§ Short task
Copy every line of the entries below without changing anything, and leave the pictures out of your answer.

Box coordinate lists
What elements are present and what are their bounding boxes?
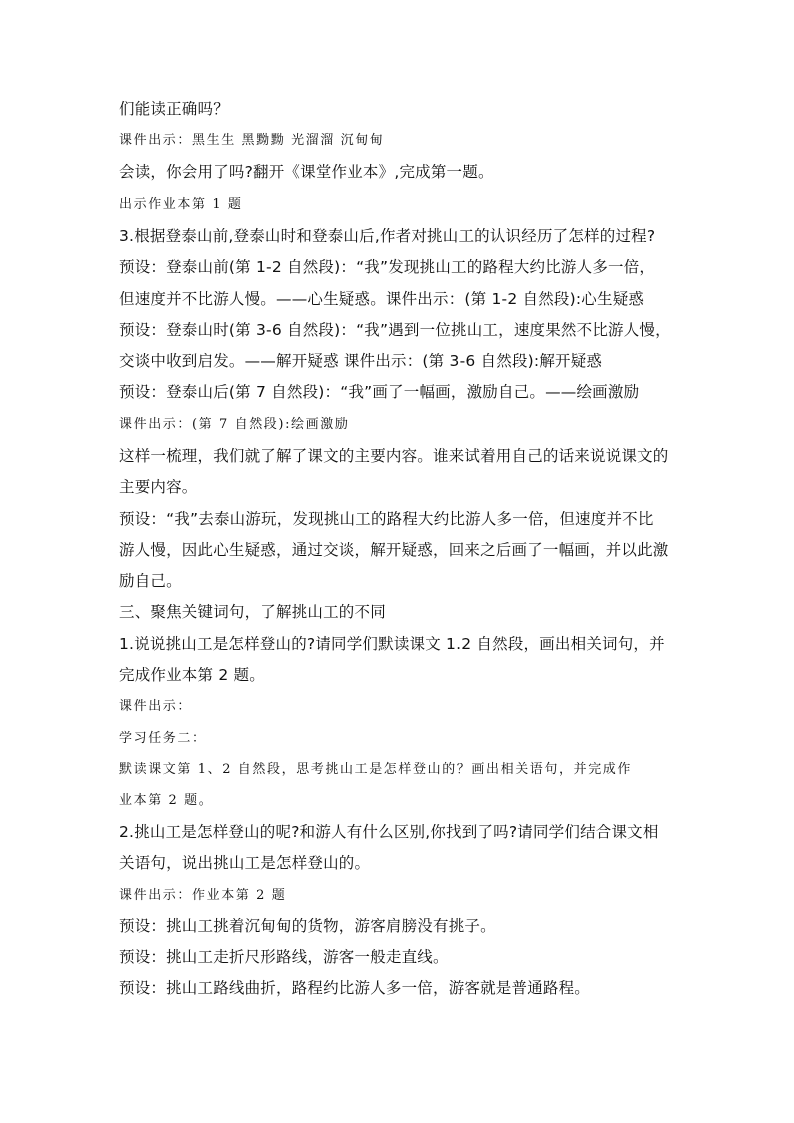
text-line: 预设：登泰山前(第 1-2 自然段)：“我”发现挑山工的路程大约比游人多一倍，	[119, 258, 656, 276]
text-line: 们能读正确吗？	[119, 100, 229, 118]
text-line: 但速度并不比游人慢。——心生疑惑。课件出示：(第 1-2 自然段):心生疑惑	[119, 290, 645, 308]
courseware-line: 课件出示：作业本第 2 题	[119, 888, 287, 903]
text-line: 3.根据登泰山前,登泰山时和登泰山后,作者对挑山工的认识经历了怎样的过程?	[119, 227, 656, 245]
text-line: 游人慢，因此心生疑惑，通过交谈，解开疑惑，回来之后画了一幅画，并以此激	[119, 541, 669, 559]
courseware-line: 课件出示：	[119, 699, 193, 714]
text-line: 预设：登泰山时(第 3-6 自然段)：“我”遇到一位挑山工，速度果然不比游人慢，	[119, 321, 671, 339]
courseware-line: 课件出示：(第 7 自然段):绘画激励	[119, 417, 350, 432]
courseware-line: 默读课文第 1、2 自然段，思考挑山工是怎样登山的？画出相关语句，并完成作	[119, 762, 633, 777]
text-line: 预设：“我”去泰山游玩，发现挑山工的路程大约比游人多一倍，但速度并不比	[119, 510, 654, 528]
text-line: 2.挑山工是怎样登山的呢?和游人有什么区别,你找到了吗?请同学们结合课文相	[119, 823, 659, 841]
text-line: 1.说说挑山工是怎样登山的?请同学们默读课文 1.2 自然段，画出相关词句，并	[119, 635, 665, 653]
text-line: 会读，你会用了吗?翻开《课堂作业本》,完成第一题。	[119, 163, 494, 181]
courseware-line: 出示作业本第 1 题	[119, 197, 243, 212]
text-line: 主要内容。	[119, 478, 198, 496]
text-line: 交谈中收到启发。——解开疑惑 课件出示：(第 3-6 自然段):解开疑惑	[119, 352, 603, 370]
courseware-line: 学习任务二：	[119, 731, 207, 746]
text-line: 这样一梳理，我们就了解了课文的主要内容。谁来试着用自己的话来说说课文的	[119, 447, 669, 465]
text-line: 预设：挑山工挑着沉甸甸的货物，游客肩膀没有挑子。	[119, 917, 496, 935]
text-line: 预设：挑山工路线曲折，路程约比游人多一倍，游客就是普通路程。	[119, 979, 591, 997]
text-line: 预设：登泰山后(第 7 自然段)：“我”画了一幅画，激励自己。——绘画激励	[119, 383, 640, 401]
text-line: 预设：挑山工走折尺形路线，游客一般走直线。	[119, 948, 449, 966]
section-heading: 三、聚焦关键词句，了解挑山工的不同	[119, 603, 386, 621]
courseware-line: 课件出示：黑生生 黑黝黝 光溜溜 沉甸甸	[119, 133, 385, 148]
text-line: 完成作业本第 2 题。	[119, 666, 265, 684]
courseware-line: 业本第 2 题。	[119, 793, 214, 808]
text-line: 励自己。	[119, 572, 182, 590]
text-line: 关语句，说出挑山工是怎样登山的。	[119, 854, 371, 872]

§ Final result
What elements are present and what are their bounding boxes?
text-line: 预设：登泰山前(第 1-2 自然段)：“我”发现挑山工的路程大约比游人多一倍，	[119, 258, 656, 276]
text-line: 们能读正确吗？	[119, 100, 229, 118]
text-line: 但速度并不比游人慢。——心生疑惑。课件出示：(第 1-2 自然段):心生疑惑	[119, 290, 645, 308]
courseware-line: 课件出示：作业本第 2 题	[119, 888, 287, 903]
text-line: 3.根据登泰山前,登泰山时和登泰山后,作者对挑山工的认识经历了怎样的过程?	[119, 227, 656, 245]
text-line: 游人慢，因此心生疑惑，通过交谈，解开疑惑，回来之后画了一幅画，并以此激	[119, 541, 669, 559]
courseware-line: 课件出示：	[119, 699, 193, 714]
text-line: 预设：登泰山时(第 3-6 自然段)：“我”遇到一位挑山工，速度果然不比游人慢，	[119, 321, 671, 339]
courseware-line: 课件出示：(第 7 自然段):绘画激励	[119, 417, 350, 432]
courseware-line: 默读课文第 1、2 自然段，思考挑山工是怎样登山的？画出相关语句，并完成作	[119, 762, 633, 777]
text-line: 预设：“我”去泰山游玩，发现挑山工的路程大约比游人多一倍，但速度并不比	[119, 510, 654, 528]
text-line: 2.挑山工是怎样登山的呢?和游人有什么区别,你找到了吗?请同学们结合课文相	[119, 823, 659, 841]
text-line: 1.说说挑山工是怎样登山的?请同学们默读课文 1.2 自然段，画出相关词句，并	[119, 635, 665, 653]
text-line: 会读，你会用了吗?翻开《课堂作业本》,完成第一题。	[119, 163, 494, 181]
courseware-line: 出示作业本第 1 题	[119, 197, 243, 212]
text-line: 主要内容。	[119, 478, 198, 496]
text-line: 交谈中收到启发。——解开疑惑 课件出示：(第 3-6 自然段):解开疑惑	[119, 352, 603, 370]
courseware-line: 学习任务二：	[119, 731, 207, 746]
text-line: 这样一梳理，我们就了解了课文的主要内容。谁来试着用自己的话来说说课文的	[119, 447, 669, 465]
text-line: 预设：挑山工挑着沉甸甸的货物，游客肩膀没有挑子。	[119, 917, 496, 935]
text-line: 预设：挑山工路线曲折，路程约比游人多一倍，游客就是普通路程。	[119, 979, 591, 997]
text-line: 预设：登泰山后(第 7 自然段)：“我”画了一幅画，激励自己。——绘画激励	[119, 383, 640, 401]
text-line: 预设：挑山工走折尺形路线，游客一般走直线。	[119, 948, 449, 966]
section-heading: 三、聚焦关键词句，了解挑山工的不同	[119, 603, 386, 621]
courseware-line: 课件出示：黑生生 黑黝黝 光溜溜 沉甸甸	[119, 133, 385, 148]
text-line: 完成作业本第 2 题。	[119, 666, 265, 684]
courseware-line: 业本第 2 题。	[119, 793, 214, 808]
text-line: 励自己。	[119, 572, 182, 590]
text-line: 关语句，说出挑山工是怎样登山的。	[119, 854, 371, 872]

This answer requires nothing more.